— Task goal —
Look through the lines below and state how many hold the word "name". Write only the number.
** start of Materials provided **
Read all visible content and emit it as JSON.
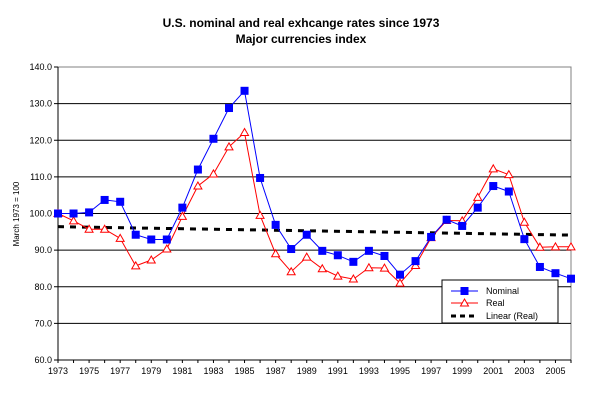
{
  "chart_data": {
    "type": "line",
    "title": "U.S. nominal and real exhcange rates since 1973",
    "subtitle": "Major currencies index",
    "xlabel": "",
    "ylabel": "March 1973 = 100",
    "xlim": [
      1973,
      2006
    ],
    "ylim": [
      60,
      140
    ],
    "y_ticks": [
      60,
      70,
      80,
      90,
      100,
      110,
      120,
      130,
      140
    ],
    "y_tick_labels": [
      "60.0",
      "70.0",
      "80.0",
      "90.0",
      "100.0",
      "110.0",
      "120.0",
      "130.0",
      "140.0"
    ],
    "x_ticks": [
      1973,
      1975,
      1977,
      1979,
      1981,
      1983,
      1985,
      1987,
      1989,
      1991,
      1993,
      1995,
      1997,
      1999,
      2001,
      2003,
      2005
    ],
    "x_tick_labels": [
      "1973",
      "1975",
      "1977",
      "1979",
      "1981",
      "1983",
      "1985",
      "1987",
      "1989",
      "1991",
      "1993",
      "1995",
      "1997",
      "1999",
      "2001",
      "2003",
      "2005"
    ],
    "grid": "horizontal",
    "legend_position": "bottom-right",
    "x": [
      1973,
      1974,
      1975,
      1976,
      1977,
      1978,
      1979,
      1980,
      1981,
      1982,
      1983,
      1984,
      1985,
      1986,
      1987,
      1988,
      1989,
      1990,
      1991,
      1992,
      1993,
      1994,
      1995,
      1996,
      1997,
      1998,
      1999,
      2000,
      2001,
      2002,
      2003,
      2004,
      2005,
      2006
    ],
    "series": [
      {
        "name": "Nominal",
        "color": "#0000ff",
        "marker": "square",
        "values": [
          100.0,
          100.0,
          100.3,
          103.7,
          103.2,
          94.2,
          92.9,
          92.9,
          101.6,
          112.0,
          120.4,
          128.8,
          133.5,
          109.7,
          96.9,
          90.3,
          94.2,
          89.8,
          88.6,
          86.8,
          89.8,
          88.4,
          83.3,
          87.0,
          93.6,
          98.3,
          96.6,
          101.6,
          107.5,
          106.0,
          93.0,
          85.4,
          83.7,
          82.2
        ]
      },
      {
        "name": "Real",
        "color": "#ff0000",
        "marker": "triangle-open",
        "values": [
          100.0,
          98.0,
          95.7,
          95.7,
          93.2,
          85.7,
          87.3,
          90.3,
          99.2,
          107.5,
          110.8,
          118.2,
          122.1,
          99.5,
          89.0,
          84.1,
          88.1,
          84.9,
          82.9,
          82.1,
          85.2,
          85.1,
          81.0,
          85.8,
          93.4,
          98.1,
          98.0,
          104.4,
          112.2,
          110.6,
          97.6,
          90.8,
          90.9,
          90.9
        ]
      }
    ],
    "trendline": {
      "name": "Linear (Real)",
      "type": "linear",
      "color": "#000000",
      "style": "dashed",
      "start": [
        1973,
        96.4
      ],
      "end": [
        2006,
        94.1
      ]
    }
  }
}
** end of Materials provided **
— Response for this exercise —
3